Supplied material —
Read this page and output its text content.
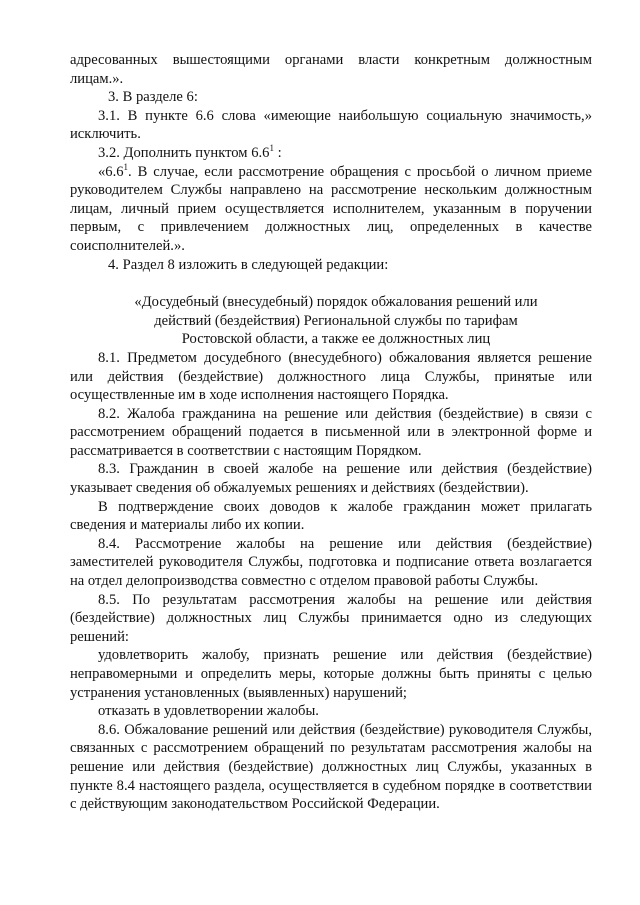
адресованных вышестоящими органами власти конкретным должностным лицам.».

3. В разделе 6:

3.1. В пункте 6.6 слова «имеющие наибольшую социальную значимость,» исключить.

3.2. Дополнить пунктом $6.6^1$ :

«$6.6^1$. В случае, если рассмотрение обращения с просьбой о личном приеме руководителем Службы направлено на рассмотрение нескольким должностным лицам, личный прием осуществляется исполнителем, указанным в поручении первым, с привлечением должностных лиц, определенных в качестве соисполнителей.».

4. Раздел 8 изложить в следующей редакции:

«Досудебный (внесудебный) порядок обжалования решений или

действий (бездействия) Региональной службы по тарифам

Ростовской области, а также ее должностных лиц

8.1. Предметом досудебного (внесудебного) обжалования является решение или действия (бездействие) должностного лица Службы, принятые или осуществленные им в ходе исполнения настоящего Порядка.

8.2. Жалоба гражданина на решение или действия (бездействие) в связи с рассмотрением обращений подается в письменной или в электронной форме и рассматривается в соответствии с настоящим Порядком.

8.3. Гражданин в своей жалобе на решение или действия (бездействие) указывает сведения об обжалуемых решениях и действиях (бездействии).

В подтверждение своих доводов к жалобе гражданин может прилагать сведения и материалы либо их копии.

8.4. Рассмотрение жалобы на решение или действия (бездействие) заместителей руководителя Службы, подготовка и подписание ответа возлагается на отдел делопроизводства совместно с отделом правовой работы Службы.

8.5. По результатам рассмотрения жалобы на решение или действия (бездействие) должностных лиц Службы принимается одно из следующих решений:

удовлетворить жалобу, признать решение или действия (бездействие) неправомерными и определить меры, которые должны быть приняты с целью устранения установленных (выявленных) нарушений;

отказать в удовлетворении жалобы.

8.6. Обжалование решений или действия (бездействие) руководителя Службы, связанных с рассмотрением обращений по результатам рассмотрения жалобы на решение или действия (бездействие) должностных лиц Службы, указанных в пункте 8.4 настоящего раздела, осуществляется в судебном порядке в соответствии с действующим законодательством Российской Федерации.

Given problem —
Going through the data above, count the lines where the string "соответствии" appears, and answer with only that number.

Solution —
2